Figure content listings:
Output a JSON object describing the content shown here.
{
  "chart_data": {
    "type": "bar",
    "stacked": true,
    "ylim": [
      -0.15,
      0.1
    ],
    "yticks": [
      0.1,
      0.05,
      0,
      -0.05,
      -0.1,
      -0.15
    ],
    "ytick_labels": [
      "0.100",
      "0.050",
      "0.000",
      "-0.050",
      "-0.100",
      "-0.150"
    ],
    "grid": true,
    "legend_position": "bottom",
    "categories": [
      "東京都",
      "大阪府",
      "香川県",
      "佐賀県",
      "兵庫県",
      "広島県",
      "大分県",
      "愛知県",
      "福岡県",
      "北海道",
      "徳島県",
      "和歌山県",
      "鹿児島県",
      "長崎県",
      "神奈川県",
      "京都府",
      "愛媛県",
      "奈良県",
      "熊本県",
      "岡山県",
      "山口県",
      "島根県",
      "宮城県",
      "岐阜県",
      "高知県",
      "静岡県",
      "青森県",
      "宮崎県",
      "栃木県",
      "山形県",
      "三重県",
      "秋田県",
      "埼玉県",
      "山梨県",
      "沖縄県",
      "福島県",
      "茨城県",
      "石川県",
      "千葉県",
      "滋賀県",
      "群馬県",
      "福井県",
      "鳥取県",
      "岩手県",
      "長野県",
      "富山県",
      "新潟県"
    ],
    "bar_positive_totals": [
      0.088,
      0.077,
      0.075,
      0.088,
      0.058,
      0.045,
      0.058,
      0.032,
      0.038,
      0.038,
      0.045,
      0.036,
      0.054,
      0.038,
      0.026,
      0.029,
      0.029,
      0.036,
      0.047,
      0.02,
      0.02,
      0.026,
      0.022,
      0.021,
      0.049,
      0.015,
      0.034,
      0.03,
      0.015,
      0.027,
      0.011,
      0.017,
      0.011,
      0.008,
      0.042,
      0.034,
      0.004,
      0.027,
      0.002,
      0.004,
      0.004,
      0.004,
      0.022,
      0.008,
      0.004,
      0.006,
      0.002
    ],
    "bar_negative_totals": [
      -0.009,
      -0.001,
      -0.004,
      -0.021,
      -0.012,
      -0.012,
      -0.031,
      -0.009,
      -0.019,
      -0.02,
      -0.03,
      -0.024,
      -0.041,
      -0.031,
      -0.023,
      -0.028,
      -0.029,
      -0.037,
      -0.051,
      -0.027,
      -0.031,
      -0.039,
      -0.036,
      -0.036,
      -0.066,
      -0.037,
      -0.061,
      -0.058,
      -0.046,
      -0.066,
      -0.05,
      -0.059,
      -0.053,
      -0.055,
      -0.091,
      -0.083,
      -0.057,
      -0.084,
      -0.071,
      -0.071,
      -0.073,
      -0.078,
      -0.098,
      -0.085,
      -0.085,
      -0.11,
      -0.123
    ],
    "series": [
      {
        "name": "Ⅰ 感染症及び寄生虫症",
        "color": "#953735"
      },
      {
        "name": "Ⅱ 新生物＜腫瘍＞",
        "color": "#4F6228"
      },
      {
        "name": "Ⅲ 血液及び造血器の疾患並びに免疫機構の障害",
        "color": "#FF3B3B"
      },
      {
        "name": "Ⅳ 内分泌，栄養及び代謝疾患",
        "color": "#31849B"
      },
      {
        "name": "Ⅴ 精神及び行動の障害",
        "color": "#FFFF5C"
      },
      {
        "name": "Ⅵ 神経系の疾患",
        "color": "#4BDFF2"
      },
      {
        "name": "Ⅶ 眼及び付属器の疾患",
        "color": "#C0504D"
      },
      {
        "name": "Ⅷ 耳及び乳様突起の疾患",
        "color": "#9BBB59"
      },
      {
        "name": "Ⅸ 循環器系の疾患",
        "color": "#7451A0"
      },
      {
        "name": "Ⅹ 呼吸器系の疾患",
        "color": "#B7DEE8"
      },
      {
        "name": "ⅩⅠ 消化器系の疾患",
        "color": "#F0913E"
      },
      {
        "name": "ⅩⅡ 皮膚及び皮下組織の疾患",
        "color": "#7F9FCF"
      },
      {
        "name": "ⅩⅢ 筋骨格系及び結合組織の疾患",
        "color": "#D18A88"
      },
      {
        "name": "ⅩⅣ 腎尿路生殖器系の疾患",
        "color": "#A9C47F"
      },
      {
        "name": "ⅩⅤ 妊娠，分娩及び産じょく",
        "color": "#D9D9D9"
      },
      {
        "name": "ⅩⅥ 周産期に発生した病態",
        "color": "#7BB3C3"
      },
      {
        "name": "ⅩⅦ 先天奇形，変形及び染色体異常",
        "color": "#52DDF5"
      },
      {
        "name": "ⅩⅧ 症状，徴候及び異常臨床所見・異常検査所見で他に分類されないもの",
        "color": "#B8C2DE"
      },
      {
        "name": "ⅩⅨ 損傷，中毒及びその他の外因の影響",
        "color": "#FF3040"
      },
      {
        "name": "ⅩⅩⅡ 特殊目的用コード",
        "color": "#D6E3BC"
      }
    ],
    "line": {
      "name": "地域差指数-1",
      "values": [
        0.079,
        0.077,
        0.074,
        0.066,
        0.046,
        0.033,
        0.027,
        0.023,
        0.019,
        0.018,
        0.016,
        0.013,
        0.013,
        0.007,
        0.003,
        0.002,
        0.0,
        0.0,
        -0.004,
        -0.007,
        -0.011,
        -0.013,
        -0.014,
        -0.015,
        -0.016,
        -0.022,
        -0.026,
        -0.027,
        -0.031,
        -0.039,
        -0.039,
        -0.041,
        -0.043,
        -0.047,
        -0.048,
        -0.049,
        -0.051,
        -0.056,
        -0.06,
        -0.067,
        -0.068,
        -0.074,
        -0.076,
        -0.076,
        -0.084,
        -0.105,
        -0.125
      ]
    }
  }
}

> **PROBLEM REQUIREMENTS**: From the first line to the last, please quote the material above exactly.

> **WRITTEN REPLY**:
Output a JSON object describing the content shown here.
{
  "chart_data": {
    "type": "bar",
    "stacked": true,
    "ylim": [
      -0.15,
      0.1
    ],
    "yticks": [
      0.1,
      0.05,
      0,
      -0.05,
      -0.1,
      -0.15
    ],
    "ytick_labels": [
      "0.100",
      "0.050",
      "0.000",
      "-0.050",
      "-0.100",
      "-0.150"
    ],
    "grid": true,
    "legend_position": "bottom",
    "categories": [
      "東京都",
      "大阪府",
      "香川県",
      "佐賀県",
      "兵庫県",
      "広島県",
      "大分県",
      "愛知県",
      "福岡県",
      "北海道",
      "徳島県",
      "和歌山県",
      "鹿児島県",
      "長崎県",
      "神奈川県",
      "京都府",
      "愛媛県",
      "奈良県",
      "熊本県",
      "岡山県",
      "山口県",
      "島根県",
      "宮城県",
      "岐阜県",
      "高知県",
      "静岡県",
      "青森県",
      "宮崎県",
      "栃木県",
      "山形県",
      "三重県",
      "秋田県",
      "埼玉県",
      "山梨県",
      "沖縄県",
      "福島県",
      "茨城県",
      "石川県",
      "千葉県",
      "滋賀県",
      "群馬県",
      "福井県",
      "鳥取県",
      "岩手県",
      "長野県",
      "富山県",
      "新潟県"
    ],
    "bar_positive_totals": [
      0.088,
      0.077,
      0.075,
      0.088,
      0.058,
      0.045,
      0.058,
      0.032,
      0.038,
      0.038,
      0.045,
      0.036,
      0.054,
      0.038,
      0.026,
      0.029,
      0.029,
      0.036,
      0.047,
      0.02,
      0.02,
      0.026,
      0.022,
      0.021,
      0.049,
      0.015,
      0.034,
      0.03,
      0.015,
      0.027,
      0.011,
      0.017,
      0.011,
      0.008,
      0.042,
      0.034,
      0.004,
      0.027,
      0.002,
      0.004,
      0.004,
      0.004,
      0.022,
      0.008,
      0.004,
      0.006,
      0.002
    ],
    "bar_negative_totals": [
      -0.009,
      -0.001,
      -0.004,
      -0.021,
      -0.012,
      -0.012,
      -0.031,
      -0.009,
      -0.019,
      -0.02,
      -0.03,
      -0.024,
      -0.041,
      -0.031,
      -0.023,
      -0.028,
      -0.029,
      -0.037,
      -0.051,
      -0.027,
      -0.031,
      -0.039,
      -0.036,
      -0.036,
      -0.066,
      -0.037,
      -0.061,
      -0.058,
      -0.046,
      -0.066,
      -0.05,
      -0.059,
      -0.053,
      -0.055,
      -0.091,
      -0.083,
      -0.057,
      -0.084,
      -0.071,
      -0.071,
      -0.073,
      -0.078,
      -0.098,
      -0.085,
      -0.085,
      -0.11,
      -0.123
    ],
    "series": [
      {
        "name": "Ⅰ 感染症及び寄生虫症",
        "color": "#953735"
      },
      {
        "name": "Ⅱ 新生物＜腫瘍＞",
        "color": "#4F6228"
      },
      {
        "name": "Ⅲ 血液及び造血器の疾患並びに免疫機構の障害",
        "color": "#FF3B3B"
      },
      {
        "name": "Ⅳ 内分泌，栄養及び代謝疾患",
        "color": "#31849B"
      },
      {
        "name": "Ⅴ 精神及び行動の障害",
        "color": "#FFFF5C"
      },
      {
        "name": "Ⅵ 神経系の疾患",
        "color": "#4BDFF2"
      },
      {
        "name": "Ⅶ 眼及び付属器の疾患",
        "color": "#C0504D"
      },
      {
        "name": "Ⅷ 耳及び乳様突起の疾患",
        "color": "#9BBB59"
      },
      {
        "name": "Ⅸ 循環器系の疾患",
        "color": "#7451A0"
      },
      {
        "name": "Ⅹ 呼吸器系の疾患",
        "color": "#B7DEE8"
      },
      {
        "name": "ⅩⅠ 消化器系の疾患",
        "color": "#F0913E"
      },
      {
        "name": "ⅩⅡ 皮膚及び皮下組織の疾患",
        "color": "#7F9FCF"
      },
      {
        "name": "ⅩⅢ 筋骨格系及び結合組織の疾患",
        "color": "#D18A88"
      },
      {
        "name": "ⅩⅣ 腎尿路生殖器系の疾患",
        "color": "#A9C47F"
      },
      {
        "name": "ⅩⅤ 妊娠，分娩及び産じょく",
        "color": "#D9D9D9"
      },
      {
        "name": "ⅩⅥ 周産期に発生した病態",
        "color": "#7BB3C3"
      },
      {
        "name": "ⅩⅦ 先天奇形，変形及び染色体異常",
        "color": "#52DDF5"
      },
      {
        "name": "ⅩⅧ 症状，徴候及び異常臨床所見・異常検査所見で他に分類されないもの",
        "color": "#B8C2DE"
      },
      {
        "name": "ⅩⅨ 損傷，中毒及びその他の外因の影響",
        "color": "#FF3040"
      },
      {
        "name": "ⅩⅩⅡ 特殊目的用コード",
        "color": "#D6E3BC"
      }
    ],
    "line": {
      "name": "地域差指数-1",
      "values": [
        0.079,
        0.077,
        0.074,
        0.066,
        0.046,
        0.033,
        0.027,
        0.023,
        0.019,
        0.018,
        0.016,
        0.013,
        0.013,
        0.007,
        0.003,
        0.002,
        0.0,
        0.0,
        -0.004,
        -0.007,
        -0.011,
        -0.013,
        -0.014,
        -0.015,
        -0.016,
        -0.022,
        -0.026,
        -0.027,
        -0.031,
        -0.039,
        -0.039,
        -0.041,
        -0.043,
        -0.047,
        -0.048,
        -0.049,
        -0.051,
        -0.056,
        -0.06,
        -0.067,
        -0.068,
        -0.074,
        -0.076,
        -0.076,
        -0.084,
        -0.105,
        -0.125
      ]
    }
  }
}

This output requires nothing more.